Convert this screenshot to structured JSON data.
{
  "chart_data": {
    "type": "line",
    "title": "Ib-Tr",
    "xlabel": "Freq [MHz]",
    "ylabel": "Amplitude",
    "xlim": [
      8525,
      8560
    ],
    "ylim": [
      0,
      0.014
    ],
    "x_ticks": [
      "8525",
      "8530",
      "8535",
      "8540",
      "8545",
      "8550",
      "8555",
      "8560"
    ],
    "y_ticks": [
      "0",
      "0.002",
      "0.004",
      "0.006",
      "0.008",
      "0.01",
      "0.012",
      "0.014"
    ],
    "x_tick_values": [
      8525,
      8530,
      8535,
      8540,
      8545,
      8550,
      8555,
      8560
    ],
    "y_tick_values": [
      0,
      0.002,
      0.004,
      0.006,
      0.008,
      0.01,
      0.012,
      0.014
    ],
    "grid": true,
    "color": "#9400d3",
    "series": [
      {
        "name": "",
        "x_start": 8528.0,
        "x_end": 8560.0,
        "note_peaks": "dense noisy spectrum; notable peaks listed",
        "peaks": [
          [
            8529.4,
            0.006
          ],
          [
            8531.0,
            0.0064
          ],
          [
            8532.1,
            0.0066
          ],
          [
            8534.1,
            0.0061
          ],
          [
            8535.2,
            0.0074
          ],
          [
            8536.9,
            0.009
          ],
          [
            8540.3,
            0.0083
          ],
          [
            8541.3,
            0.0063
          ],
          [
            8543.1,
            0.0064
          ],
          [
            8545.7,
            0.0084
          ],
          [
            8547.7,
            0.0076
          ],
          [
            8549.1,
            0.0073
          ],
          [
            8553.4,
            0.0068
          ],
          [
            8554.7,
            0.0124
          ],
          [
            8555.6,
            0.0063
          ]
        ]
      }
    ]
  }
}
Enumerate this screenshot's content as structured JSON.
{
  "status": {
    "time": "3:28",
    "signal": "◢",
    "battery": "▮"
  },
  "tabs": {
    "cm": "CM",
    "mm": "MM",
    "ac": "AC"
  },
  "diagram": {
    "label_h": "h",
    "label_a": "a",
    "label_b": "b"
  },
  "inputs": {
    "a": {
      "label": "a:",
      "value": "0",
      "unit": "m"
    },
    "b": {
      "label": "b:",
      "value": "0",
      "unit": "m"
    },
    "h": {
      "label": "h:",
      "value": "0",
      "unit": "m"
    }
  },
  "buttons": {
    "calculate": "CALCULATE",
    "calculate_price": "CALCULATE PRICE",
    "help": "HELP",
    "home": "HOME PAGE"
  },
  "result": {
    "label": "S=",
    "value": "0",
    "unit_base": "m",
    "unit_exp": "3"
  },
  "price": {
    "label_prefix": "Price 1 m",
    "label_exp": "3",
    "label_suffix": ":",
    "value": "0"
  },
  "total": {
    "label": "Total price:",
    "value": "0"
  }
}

▬▬▬▬▬▬▬▬▬▬

Using the records above, copy each line that contains "this".

Convert this screenshot to structured JSON data.
Enumerate this screenshot's content as structured JSON.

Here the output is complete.